### Instructions to follow
Please restate the following records word for word.

— begin Record set —

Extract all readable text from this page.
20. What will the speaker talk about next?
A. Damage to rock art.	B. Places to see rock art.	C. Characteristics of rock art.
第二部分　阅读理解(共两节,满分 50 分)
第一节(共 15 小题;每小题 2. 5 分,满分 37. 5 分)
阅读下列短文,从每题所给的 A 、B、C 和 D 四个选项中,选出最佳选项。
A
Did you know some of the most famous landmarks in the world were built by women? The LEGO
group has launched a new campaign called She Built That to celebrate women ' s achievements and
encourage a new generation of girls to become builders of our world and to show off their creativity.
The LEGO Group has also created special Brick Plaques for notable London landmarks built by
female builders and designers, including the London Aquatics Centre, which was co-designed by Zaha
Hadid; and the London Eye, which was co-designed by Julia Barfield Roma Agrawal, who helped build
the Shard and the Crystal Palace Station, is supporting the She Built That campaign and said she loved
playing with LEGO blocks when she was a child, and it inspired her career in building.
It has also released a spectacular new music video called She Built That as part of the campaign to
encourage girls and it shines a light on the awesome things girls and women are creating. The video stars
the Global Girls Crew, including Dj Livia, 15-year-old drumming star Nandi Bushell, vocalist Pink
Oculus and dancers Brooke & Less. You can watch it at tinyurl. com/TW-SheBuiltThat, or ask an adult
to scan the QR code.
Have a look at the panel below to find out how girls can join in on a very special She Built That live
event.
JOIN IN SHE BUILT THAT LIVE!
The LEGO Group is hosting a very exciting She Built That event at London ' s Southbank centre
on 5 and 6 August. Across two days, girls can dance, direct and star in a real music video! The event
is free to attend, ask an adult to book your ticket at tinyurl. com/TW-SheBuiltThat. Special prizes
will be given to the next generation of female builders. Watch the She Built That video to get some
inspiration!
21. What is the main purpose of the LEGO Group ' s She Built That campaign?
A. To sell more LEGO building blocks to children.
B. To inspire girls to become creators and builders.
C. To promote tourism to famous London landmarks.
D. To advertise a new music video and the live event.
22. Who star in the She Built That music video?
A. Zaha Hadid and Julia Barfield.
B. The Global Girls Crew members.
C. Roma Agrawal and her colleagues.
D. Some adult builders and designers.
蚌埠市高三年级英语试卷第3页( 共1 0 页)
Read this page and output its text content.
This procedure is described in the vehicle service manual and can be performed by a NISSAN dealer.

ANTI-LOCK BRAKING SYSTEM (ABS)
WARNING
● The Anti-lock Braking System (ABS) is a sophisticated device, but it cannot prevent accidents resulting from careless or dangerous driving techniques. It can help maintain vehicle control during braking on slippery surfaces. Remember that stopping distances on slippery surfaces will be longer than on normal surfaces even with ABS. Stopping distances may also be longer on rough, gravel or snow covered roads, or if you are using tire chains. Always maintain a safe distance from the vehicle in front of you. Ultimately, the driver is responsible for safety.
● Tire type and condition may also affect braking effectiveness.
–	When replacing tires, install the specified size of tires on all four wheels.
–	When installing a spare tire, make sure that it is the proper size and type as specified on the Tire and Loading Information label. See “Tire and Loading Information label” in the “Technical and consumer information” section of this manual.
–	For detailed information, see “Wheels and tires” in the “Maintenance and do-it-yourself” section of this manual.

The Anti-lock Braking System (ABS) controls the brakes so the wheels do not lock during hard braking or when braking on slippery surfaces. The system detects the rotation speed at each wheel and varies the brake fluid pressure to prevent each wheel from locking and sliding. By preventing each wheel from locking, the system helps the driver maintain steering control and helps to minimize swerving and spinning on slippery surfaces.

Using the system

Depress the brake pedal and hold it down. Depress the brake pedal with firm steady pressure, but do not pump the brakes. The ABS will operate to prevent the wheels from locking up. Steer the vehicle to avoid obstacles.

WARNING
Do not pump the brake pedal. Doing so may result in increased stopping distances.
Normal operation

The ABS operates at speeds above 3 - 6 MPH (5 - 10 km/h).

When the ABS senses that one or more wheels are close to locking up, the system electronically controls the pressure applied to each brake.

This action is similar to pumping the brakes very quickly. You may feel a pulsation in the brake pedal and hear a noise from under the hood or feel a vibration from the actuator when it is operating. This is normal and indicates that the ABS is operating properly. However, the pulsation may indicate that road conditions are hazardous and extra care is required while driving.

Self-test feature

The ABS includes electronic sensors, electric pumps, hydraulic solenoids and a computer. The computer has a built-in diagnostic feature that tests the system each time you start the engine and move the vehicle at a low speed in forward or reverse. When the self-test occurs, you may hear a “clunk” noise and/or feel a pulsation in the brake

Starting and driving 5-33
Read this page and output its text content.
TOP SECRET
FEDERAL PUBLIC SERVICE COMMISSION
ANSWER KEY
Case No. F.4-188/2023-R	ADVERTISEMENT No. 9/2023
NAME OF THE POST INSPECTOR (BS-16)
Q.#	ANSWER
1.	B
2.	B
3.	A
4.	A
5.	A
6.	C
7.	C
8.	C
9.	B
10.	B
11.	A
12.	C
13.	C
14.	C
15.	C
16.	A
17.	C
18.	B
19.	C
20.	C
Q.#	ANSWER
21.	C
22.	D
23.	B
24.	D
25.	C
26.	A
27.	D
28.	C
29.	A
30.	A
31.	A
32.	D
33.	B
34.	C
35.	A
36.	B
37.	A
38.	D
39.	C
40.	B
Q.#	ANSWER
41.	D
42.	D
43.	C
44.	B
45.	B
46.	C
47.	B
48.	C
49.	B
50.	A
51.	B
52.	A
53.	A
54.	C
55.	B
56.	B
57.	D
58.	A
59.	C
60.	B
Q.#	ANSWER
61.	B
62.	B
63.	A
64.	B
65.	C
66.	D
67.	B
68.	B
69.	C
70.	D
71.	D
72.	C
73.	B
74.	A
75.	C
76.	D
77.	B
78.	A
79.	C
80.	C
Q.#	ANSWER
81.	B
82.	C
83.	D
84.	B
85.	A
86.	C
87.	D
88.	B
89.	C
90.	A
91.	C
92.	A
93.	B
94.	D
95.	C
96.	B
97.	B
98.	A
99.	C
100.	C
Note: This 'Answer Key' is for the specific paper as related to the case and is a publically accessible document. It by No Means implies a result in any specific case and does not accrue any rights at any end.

— end Record set —

### Solution to this problem
Extract all readable text from this page.
20. What will the speaker talk about next?
A. Damage to rock art.	B. Places to see rock art.	C. Characteristics of rock art.
第二部分　阅读理解(共两节,满分 50 分)
第一节(共 15 小题;每小题 2. 5 分,满分 37. 5 分)
阅读下列短文,从每题所给的 A 、B、C 和 D 四个选项中,选出最佳选项。
A
Did you know some of the most famous landmarks in the world were built by women? The LEGO
group has launched a new campaign called She Built That to celebrate women ' s achievements and
encourage a new generation of girls to become builders of our world and to show off their creativity.
The LEGO Group has also created special Brick Plaques for notable London landmarks built by
female builders and designers, including the London Aquatics Centre, which was co-designed by Zaha
Hadid; and the London Eye, which was co-designed by Julia Barfield Roma Agrawal, who helped build
the Shard and the Crystal Palace Station, is supporting the She Built That campaign and said she loved
playing with LEGO blocks when she was a child, and it inspired her career in building.
It has also released a spectacular new music video called She Built That as part of the campaign to
encourage girls and it shines a light on the awesome things girls and women are creating. The video stars
the Global Girls Crew, including Dj Livia, 15-year-old drumming star Nandi Bushell, vocalist Pink
Oculus and dancers Brooke & Less. You can watch it at tinyurl. com/TW-SheBuiltThat, or ask an adult
to scan the QR code.
Have a look at the panel below to find out how girls can join in on a very special She Built That live
event.
JOIN IN SHE BUILT THAT LIVE!
The LEGO Group is hosting a very exciting She Built That event at London ' s Southbank centre
on 5 and 6 August. Across two days, girls can dance, direct and star in a real music video! The event
is free to attend, ask an adult to book your ticket at tinyurl. com/TW-SheBuiltThat. Special prizes
will be given to the next generation of female builders. Watch the She Built That video to get some
inspiration!
21. What is the main purpose of the LEGO Group ' s She Built That campaign?
A. To sell more LEGO building blocks to children.
B. To inspire girls to become creators and builders.
C. To promote tourism to famous London landmarks.
D. To advertise a new music video and the live event.
22. Who star in the She Built That music video?
A. Zaha Hadid and Julia Barfield.
B. The Global Girls Crew members.
C. Roma Agrawal and her colleagues.
D. Some adult builders and designers.
蚌埠市高三年级英语试卷第3页( 共1 0 页)
Read this page and output its text content.
This procedure is described in the vehicle service manual and can be performed by a NISSAN dealer.

ANTI-LOCK BRAKING SYSTEM (ABS)
WARNING
● The Anti-lock Braking System (ABS) is a sophisticated device, but it cannot prevent accidents resulting from careless or dangerous driving techniques. It can help maintain vehicle control during braking on slippery surfaces. Remember that stopping distances on slippery surfaces will be longer than on normal surfaces even with ABS. Stopping distances may also be longer on rough, gravel or snow covered roads, or if you are using tire chains. Always maintain a safe distance from the vehicle in front of you. Ultimately, the driver is responsible for safety.
● Tire type and condition may also affect braking effectiveness.
–	When replacing tires, install the specified size of tires on all four wheels.
–	When installing a spare tire, make sure that it is the proper size and type as specified on the Tire and Loading Information label. See “Tire and Loading Information label” in the “Technical and consumer information” section of this manual.
–	For detailed information, see “Wheels and tires” in the “Maintenance and do-it-yourself” section of this manual.

The Anti-lock Braking System (ABS) controls the brakes so the wheels do not lock during hard braking or when braking on slippery surfaces. The system detects the rotation speed at each wheel and varies the brake fluid pressure to prevent each wheel from locking and sliding. By preventing each wheel from locking, the system helps the driver maintain steering control and helps to minimize swerving and spinning on slippery surfaces.

Using the system

Depress the brake pedal and hold it down. Depress the brake pedal with firm steady pressure, but do not pump the brakes. The ABS will operate to prevent the wheels from locking up. Steer the vehicle to avoid obstacles.

WARNING
Do not pump the brake pedal. Doing so may result in increased stopping distances.
Normal operation

The ABS operates at speeds above 3 - 6 MPH (5 - 10 km/h).

When the ABS senses that one or more wheels are close to locking up, the system electronically controls the pressure applied to each brake.

This action is similar to pumping the brakes very quickly. You may feel a pulsation in the brake pedal and hear a noise from under the hood or feel a vibration from the actuator when it is operating. This is normal and indicates that the ABS is operating properly. However, the pulsation may indicate that road conditions are hazardous and extra care is required while driving.

Self-test feature

The ABS includes electronic sensors, electric pumps, hydraulic solenoids and a computer. The computer has a built-in diagnostic feature that tests the system each time you start the engine and move the vehicle at a low speed in forward or reverse. When the self-test occurs, you may hear a “clunk” noise and/or feel a pulsation in the brake

Starting and driving 5-33
Read this page and output its text content.
TOP SECRET
FEDERAL PUBLIC SERVICE COMMISSION
ANSWER KEY
Case No. F.4-188/2023-R	ADVERTISEMENT No. 9/2023
NAME OF THE POST INSPECTOR (BS-16)
Q.#	ANSWER
1.	B
2.	B
3.	A
4.	A
5.	A
6.	C
7.	C
8.	C
9.	B
10.	B
11.	A
12.	C
13.	C
14.	C
15.	C
16.	A
17.	C
18.	B
19.	C
20.	C
Q.#	ANSWER
21.	C
22.	D
23.	B
24.	D
25.	C
26.	A
27.	D
28.	C
29.	A
30.	A
31.	A
32.	D
33.	B
34.	C
35.	A
36.	B
37.	A
38.	D
39.	C
40.	B
Q.#	ANSWER
41.	D
42.	D
43.	C
44.	B
45.	B
46.	C
47.	B
48.	C
49.	B
50.	A
51.	B
52.	A
53.	A
54.	C
55.	B
56.	B
57.	D
58.	A
59.	C
60.	B
Q.#	ANSWER
61.	B
62.	B
63.	A
64.	B
65.	C
66.	D
67.	B
68.	B
69.	C
70.	D
71.	D
72.	C
73.	B
74.	A
75.	C
76.	D
77.	B
78.	A
79.	C
80.	C
Q.#	ANSWER
81.	B
82.	C
83.	D
84.	B
85.	A
86.	C
87.	D
88.	B
89.	C
90.	A
91.	C
92.	A
93.	B
94.	D
95.	C
96.	B
97.	B
98.	A
99.	C
100.	C
Note: This 'Answer Key' is for the specific paper as related to the case and is a publically accessible document. It by No Means implies a result in any specific case and does not accrue any rights at any end.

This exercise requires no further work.